Start Provided entries
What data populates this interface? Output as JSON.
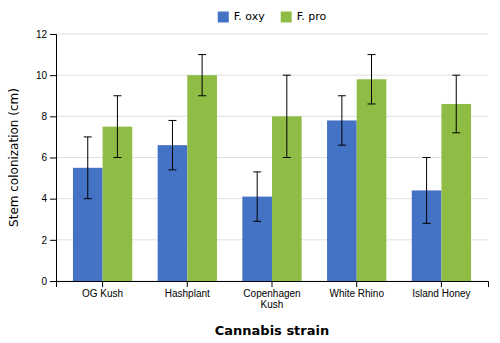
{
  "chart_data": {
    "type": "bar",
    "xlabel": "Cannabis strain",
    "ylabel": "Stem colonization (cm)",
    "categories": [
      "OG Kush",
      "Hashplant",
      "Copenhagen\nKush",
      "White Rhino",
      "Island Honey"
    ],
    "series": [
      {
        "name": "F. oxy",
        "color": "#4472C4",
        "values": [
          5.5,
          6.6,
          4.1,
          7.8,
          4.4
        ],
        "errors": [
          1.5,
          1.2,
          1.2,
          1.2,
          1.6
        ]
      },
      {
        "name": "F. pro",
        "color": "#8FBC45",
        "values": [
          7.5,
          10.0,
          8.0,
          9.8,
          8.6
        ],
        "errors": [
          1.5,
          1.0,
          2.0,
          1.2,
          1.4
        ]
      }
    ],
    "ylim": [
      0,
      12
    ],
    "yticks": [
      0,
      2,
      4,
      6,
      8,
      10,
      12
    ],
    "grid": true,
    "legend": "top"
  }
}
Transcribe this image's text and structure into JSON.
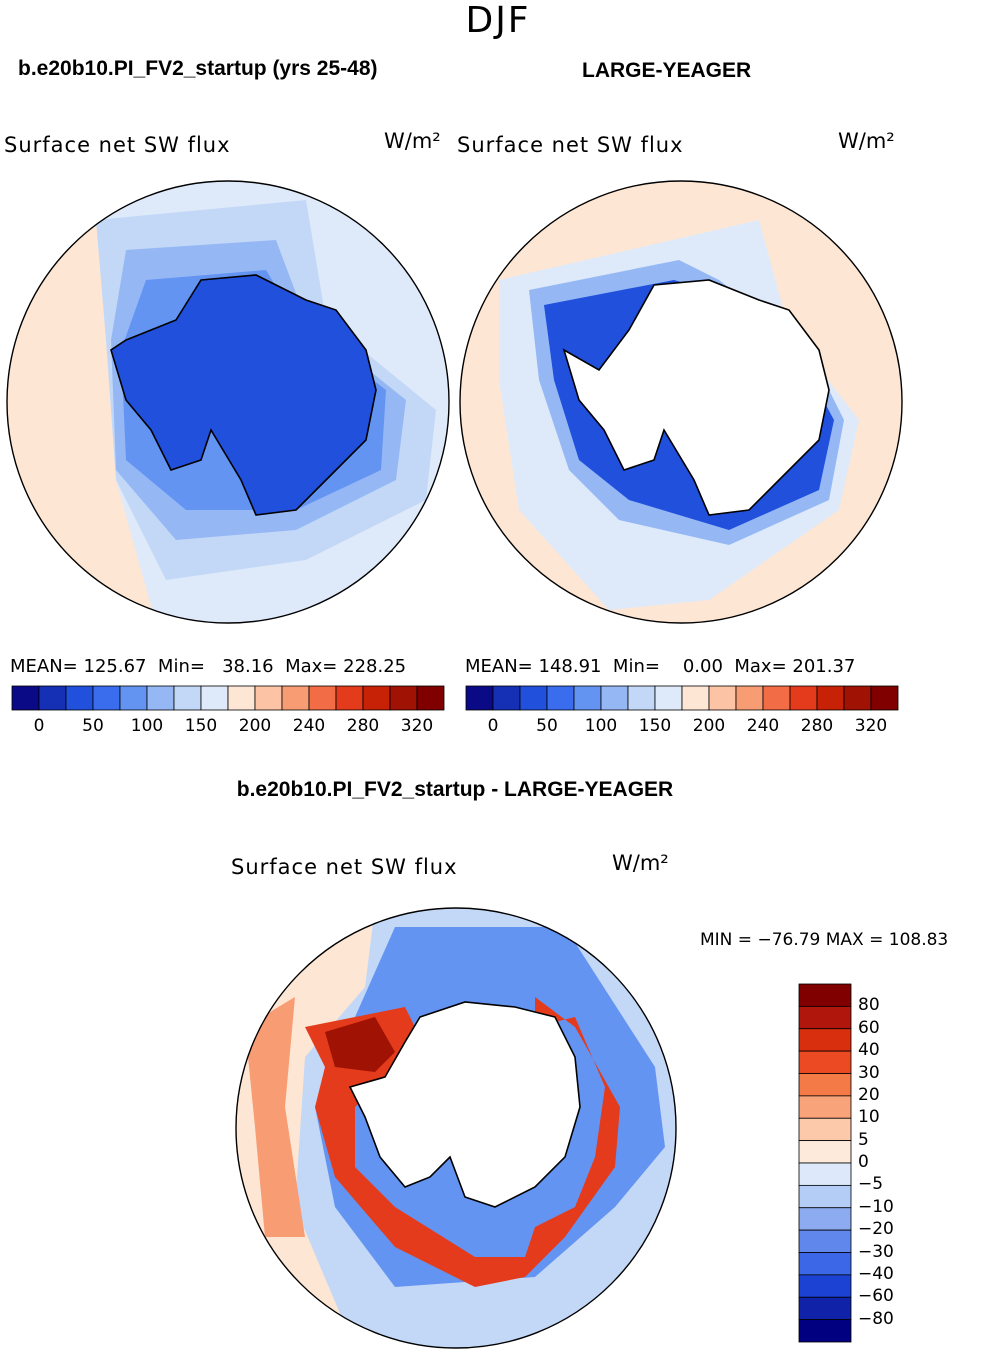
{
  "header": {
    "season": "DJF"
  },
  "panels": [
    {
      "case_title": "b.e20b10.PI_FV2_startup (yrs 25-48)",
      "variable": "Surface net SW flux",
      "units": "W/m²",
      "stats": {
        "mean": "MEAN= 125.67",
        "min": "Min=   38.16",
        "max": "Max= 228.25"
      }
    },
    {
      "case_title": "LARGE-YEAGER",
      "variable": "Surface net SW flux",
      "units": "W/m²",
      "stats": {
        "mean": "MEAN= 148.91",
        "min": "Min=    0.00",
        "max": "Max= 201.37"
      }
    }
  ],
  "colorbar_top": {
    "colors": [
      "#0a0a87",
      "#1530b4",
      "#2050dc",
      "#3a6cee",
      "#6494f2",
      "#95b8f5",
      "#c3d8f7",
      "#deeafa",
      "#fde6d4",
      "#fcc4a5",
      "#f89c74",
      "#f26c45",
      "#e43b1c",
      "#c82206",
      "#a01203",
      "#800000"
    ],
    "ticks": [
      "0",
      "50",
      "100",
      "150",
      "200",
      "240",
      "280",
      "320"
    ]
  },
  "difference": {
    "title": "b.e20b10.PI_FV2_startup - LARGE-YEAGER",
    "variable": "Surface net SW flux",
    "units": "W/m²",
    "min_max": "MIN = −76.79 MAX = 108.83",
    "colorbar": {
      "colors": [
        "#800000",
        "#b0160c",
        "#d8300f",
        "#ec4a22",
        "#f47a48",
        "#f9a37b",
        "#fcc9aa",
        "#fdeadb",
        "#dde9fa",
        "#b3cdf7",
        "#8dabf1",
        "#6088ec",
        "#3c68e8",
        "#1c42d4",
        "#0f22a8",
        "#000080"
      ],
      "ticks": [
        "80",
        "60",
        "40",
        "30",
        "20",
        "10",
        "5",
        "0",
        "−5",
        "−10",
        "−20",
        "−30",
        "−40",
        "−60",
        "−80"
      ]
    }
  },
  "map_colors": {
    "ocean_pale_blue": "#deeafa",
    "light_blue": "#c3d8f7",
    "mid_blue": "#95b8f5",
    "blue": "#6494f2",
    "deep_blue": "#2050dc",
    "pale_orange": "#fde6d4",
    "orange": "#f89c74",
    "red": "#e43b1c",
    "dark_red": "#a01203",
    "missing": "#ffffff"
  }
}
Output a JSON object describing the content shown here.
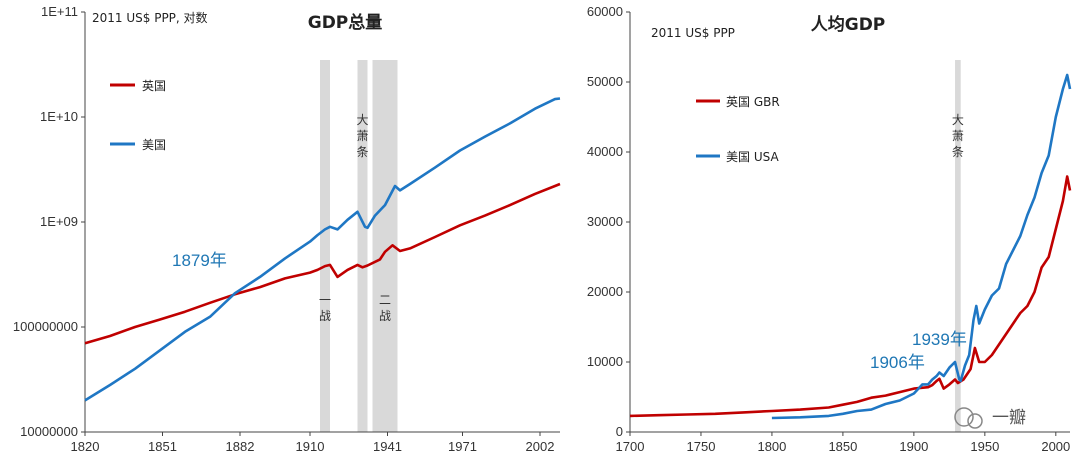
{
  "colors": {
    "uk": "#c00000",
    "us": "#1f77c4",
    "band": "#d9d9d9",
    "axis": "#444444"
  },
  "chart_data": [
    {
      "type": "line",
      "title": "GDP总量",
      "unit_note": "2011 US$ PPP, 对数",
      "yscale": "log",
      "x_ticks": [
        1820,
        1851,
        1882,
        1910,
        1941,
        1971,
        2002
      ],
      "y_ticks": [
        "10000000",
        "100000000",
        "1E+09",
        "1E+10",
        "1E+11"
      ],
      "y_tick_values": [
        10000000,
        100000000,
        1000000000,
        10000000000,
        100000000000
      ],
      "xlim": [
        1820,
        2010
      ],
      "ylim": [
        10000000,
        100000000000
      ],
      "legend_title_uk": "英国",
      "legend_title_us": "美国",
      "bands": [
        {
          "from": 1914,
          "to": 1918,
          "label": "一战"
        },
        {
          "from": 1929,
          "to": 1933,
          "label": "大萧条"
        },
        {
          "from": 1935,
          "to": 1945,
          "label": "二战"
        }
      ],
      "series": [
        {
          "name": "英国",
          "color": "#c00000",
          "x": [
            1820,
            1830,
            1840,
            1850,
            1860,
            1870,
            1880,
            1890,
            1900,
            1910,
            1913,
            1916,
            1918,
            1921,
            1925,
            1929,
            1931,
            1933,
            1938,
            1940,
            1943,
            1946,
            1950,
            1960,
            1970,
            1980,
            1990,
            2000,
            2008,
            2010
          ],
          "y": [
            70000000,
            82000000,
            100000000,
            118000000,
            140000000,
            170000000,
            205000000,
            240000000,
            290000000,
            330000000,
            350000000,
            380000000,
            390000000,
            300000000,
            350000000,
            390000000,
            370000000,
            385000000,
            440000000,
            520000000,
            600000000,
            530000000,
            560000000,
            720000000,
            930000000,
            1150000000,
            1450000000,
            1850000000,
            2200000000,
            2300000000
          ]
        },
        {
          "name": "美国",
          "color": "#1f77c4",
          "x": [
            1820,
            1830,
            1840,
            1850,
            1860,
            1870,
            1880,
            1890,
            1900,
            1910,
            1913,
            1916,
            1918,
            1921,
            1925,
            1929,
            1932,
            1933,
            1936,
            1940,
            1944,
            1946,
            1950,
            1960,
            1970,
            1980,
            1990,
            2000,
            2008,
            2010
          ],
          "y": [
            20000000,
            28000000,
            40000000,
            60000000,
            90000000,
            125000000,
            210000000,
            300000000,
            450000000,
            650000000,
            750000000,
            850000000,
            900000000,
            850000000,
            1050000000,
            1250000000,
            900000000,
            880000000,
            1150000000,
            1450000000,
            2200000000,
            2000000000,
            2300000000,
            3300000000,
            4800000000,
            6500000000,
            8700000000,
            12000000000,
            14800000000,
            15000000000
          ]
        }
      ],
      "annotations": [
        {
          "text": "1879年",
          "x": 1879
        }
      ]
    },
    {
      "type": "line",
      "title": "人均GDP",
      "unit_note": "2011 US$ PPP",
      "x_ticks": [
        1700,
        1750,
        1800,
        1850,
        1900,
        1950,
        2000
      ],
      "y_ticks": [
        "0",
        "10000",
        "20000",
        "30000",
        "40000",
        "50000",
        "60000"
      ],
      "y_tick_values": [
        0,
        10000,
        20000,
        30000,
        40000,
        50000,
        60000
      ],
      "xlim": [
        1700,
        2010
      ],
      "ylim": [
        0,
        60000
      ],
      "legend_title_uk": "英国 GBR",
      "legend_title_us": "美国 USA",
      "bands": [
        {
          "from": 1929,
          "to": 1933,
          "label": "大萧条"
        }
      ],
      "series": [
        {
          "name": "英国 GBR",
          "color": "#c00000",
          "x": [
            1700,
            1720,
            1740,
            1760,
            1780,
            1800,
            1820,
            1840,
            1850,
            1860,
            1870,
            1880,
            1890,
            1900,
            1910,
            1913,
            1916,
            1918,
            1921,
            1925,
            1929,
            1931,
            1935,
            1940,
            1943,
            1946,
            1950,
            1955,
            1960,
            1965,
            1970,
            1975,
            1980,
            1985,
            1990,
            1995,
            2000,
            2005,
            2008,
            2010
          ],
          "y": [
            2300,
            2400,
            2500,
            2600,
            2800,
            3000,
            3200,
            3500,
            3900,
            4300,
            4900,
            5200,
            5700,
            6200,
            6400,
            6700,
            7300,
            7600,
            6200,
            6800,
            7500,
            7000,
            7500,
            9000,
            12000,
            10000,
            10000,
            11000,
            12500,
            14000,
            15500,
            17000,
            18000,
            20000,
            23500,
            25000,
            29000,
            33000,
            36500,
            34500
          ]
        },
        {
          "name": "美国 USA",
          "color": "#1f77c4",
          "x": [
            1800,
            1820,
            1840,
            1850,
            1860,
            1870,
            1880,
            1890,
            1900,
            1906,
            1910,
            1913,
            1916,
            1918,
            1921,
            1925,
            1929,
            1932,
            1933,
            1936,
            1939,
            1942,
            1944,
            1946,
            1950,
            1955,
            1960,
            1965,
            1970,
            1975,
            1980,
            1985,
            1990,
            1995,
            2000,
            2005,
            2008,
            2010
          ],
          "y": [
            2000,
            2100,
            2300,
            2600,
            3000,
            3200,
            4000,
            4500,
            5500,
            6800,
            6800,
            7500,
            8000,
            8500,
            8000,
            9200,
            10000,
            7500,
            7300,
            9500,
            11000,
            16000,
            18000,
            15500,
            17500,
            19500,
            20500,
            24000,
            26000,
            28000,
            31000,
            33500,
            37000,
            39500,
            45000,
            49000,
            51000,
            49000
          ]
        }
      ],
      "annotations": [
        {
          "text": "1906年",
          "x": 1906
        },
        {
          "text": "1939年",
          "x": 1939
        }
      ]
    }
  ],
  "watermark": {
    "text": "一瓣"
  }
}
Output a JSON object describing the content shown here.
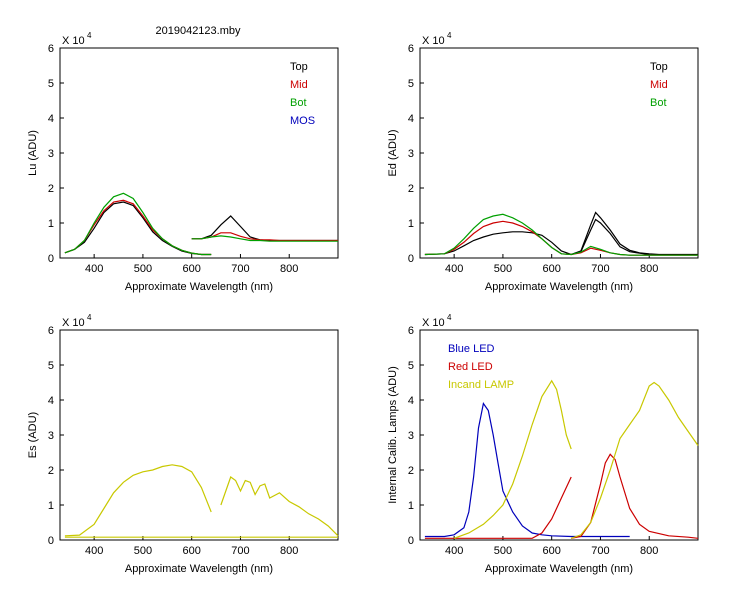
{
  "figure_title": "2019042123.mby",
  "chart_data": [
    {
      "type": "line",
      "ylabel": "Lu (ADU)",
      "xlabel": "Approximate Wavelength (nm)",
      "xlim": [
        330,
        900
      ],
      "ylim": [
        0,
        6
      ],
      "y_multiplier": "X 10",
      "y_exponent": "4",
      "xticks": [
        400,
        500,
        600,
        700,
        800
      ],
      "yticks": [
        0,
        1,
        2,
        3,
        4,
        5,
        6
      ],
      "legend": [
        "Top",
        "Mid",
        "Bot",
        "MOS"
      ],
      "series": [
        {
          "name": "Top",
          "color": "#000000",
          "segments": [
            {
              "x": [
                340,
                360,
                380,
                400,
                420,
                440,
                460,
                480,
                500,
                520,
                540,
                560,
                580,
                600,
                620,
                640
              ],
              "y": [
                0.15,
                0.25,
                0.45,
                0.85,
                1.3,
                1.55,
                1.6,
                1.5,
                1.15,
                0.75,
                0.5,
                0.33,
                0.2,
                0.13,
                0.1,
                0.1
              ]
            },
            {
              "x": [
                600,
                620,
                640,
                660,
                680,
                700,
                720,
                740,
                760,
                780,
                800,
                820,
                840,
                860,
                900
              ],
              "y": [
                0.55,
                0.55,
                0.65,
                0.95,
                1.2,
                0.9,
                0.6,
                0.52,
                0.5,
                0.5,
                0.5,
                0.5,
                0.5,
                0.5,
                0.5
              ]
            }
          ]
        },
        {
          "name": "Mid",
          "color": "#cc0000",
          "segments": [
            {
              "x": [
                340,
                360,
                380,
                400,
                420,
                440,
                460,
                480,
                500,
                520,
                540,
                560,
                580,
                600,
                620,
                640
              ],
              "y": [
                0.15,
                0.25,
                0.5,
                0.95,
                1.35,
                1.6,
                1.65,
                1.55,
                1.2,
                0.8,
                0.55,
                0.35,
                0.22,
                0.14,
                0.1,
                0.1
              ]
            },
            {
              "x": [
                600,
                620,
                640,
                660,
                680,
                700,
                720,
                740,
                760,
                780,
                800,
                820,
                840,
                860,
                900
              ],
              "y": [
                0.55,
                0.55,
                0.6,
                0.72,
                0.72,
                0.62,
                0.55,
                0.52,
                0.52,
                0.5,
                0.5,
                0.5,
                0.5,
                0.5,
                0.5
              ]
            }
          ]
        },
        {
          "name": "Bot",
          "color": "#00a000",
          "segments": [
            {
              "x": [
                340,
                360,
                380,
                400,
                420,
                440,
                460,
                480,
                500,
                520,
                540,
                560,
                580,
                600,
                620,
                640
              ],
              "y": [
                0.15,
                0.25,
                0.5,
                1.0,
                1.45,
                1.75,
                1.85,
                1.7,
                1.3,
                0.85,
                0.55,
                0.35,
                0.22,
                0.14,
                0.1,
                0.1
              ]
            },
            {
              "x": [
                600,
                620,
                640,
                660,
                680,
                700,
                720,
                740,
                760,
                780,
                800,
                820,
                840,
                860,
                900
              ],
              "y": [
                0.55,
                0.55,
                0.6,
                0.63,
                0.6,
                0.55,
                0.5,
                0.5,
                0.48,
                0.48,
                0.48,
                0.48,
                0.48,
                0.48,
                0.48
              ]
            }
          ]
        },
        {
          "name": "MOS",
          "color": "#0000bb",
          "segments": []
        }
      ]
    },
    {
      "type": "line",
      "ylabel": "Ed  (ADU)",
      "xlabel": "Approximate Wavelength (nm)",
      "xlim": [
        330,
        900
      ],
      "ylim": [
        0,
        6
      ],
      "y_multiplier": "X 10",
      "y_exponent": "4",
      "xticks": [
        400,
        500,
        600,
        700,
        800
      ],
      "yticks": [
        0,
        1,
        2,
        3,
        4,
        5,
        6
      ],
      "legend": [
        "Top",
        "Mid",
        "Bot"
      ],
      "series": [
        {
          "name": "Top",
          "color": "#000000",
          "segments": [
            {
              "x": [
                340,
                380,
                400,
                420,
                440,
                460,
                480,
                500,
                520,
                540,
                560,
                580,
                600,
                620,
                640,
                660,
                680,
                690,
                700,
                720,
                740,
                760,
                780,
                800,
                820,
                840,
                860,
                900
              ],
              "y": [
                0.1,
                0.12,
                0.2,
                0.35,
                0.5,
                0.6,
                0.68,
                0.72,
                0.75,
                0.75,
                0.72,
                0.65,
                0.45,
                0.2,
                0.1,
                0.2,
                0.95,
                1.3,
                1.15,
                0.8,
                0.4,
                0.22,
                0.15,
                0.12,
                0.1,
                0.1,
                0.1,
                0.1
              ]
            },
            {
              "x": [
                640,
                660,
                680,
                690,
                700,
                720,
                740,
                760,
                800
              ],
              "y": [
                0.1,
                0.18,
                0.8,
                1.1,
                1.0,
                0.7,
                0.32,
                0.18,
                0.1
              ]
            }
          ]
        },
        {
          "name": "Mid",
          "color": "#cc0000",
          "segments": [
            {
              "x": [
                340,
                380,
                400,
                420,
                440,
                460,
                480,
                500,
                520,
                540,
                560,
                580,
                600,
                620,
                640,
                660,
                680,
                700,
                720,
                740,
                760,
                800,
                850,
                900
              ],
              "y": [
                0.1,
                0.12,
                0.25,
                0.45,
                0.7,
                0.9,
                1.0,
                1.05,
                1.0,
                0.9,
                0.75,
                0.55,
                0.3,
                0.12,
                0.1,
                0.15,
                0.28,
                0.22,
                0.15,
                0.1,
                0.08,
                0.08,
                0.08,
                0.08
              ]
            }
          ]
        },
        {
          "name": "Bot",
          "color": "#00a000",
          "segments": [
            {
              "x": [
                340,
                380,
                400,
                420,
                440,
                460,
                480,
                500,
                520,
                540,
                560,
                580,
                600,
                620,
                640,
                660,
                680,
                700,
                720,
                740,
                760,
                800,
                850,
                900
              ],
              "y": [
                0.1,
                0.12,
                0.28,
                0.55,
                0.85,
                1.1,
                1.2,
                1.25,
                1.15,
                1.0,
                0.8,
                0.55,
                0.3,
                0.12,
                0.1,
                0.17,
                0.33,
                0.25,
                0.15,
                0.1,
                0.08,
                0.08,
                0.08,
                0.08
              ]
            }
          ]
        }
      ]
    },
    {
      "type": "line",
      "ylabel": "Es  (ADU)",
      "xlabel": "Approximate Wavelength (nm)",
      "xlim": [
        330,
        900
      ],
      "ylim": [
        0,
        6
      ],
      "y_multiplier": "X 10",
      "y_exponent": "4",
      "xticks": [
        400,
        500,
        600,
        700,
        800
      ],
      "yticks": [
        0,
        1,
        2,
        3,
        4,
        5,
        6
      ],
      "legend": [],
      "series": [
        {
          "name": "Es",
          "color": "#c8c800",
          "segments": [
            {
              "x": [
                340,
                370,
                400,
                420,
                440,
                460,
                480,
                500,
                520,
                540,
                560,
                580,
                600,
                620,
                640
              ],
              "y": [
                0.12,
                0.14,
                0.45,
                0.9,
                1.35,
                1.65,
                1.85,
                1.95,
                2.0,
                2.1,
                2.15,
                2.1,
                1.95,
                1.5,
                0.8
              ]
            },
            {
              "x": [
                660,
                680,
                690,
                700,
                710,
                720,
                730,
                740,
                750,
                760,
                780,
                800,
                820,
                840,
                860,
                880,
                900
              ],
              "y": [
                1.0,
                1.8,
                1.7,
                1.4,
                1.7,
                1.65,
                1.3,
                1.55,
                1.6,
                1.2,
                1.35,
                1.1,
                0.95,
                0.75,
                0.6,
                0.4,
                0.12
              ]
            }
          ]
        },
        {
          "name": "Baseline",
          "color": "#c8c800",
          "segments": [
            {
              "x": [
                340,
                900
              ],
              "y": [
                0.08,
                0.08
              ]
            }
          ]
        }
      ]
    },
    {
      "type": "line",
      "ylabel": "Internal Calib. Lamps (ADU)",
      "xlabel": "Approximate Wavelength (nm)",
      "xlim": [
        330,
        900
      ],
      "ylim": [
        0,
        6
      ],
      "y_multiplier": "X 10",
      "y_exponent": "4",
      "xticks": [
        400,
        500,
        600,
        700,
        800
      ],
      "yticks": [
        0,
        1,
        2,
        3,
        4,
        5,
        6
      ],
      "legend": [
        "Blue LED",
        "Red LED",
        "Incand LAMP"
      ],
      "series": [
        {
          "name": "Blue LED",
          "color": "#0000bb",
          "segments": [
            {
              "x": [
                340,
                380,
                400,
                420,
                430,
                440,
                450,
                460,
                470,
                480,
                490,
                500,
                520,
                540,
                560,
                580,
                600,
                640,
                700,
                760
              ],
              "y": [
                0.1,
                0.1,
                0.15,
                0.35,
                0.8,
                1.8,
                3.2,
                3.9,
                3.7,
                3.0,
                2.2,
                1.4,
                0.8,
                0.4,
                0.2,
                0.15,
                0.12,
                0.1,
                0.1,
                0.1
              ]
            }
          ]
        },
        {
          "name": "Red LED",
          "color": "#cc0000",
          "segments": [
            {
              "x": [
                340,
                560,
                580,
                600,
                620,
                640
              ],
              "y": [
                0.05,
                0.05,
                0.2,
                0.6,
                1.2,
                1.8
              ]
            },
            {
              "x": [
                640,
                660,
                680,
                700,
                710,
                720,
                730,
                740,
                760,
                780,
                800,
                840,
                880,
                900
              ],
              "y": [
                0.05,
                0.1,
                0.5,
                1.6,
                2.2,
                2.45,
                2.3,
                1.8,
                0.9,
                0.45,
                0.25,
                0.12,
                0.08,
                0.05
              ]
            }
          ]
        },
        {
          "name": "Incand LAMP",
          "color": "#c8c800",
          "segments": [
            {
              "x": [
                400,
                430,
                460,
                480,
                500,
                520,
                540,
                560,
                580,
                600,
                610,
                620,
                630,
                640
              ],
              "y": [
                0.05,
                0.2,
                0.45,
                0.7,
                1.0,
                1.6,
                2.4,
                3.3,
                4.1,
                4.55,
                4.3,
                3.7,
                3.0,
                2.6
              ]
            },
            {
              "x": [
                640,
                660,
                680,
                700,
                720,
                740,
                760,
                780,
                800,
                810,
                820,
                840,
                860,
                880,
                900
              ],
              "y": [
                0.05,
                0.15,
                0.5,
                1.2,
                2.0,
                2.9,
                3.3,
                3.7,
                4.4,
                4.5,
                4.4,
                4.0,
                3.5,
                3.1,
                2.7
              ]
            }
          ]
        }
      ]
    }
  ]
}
End Provided entries
**Problem statement:** From the entries above, extract each line containing "text".

**Exercise response:**
Transcribe this image's text and structure into JSON.
          "text": "1879年",
          "text": "1906年",
          "text": "1939年",
    "text": "一瓣"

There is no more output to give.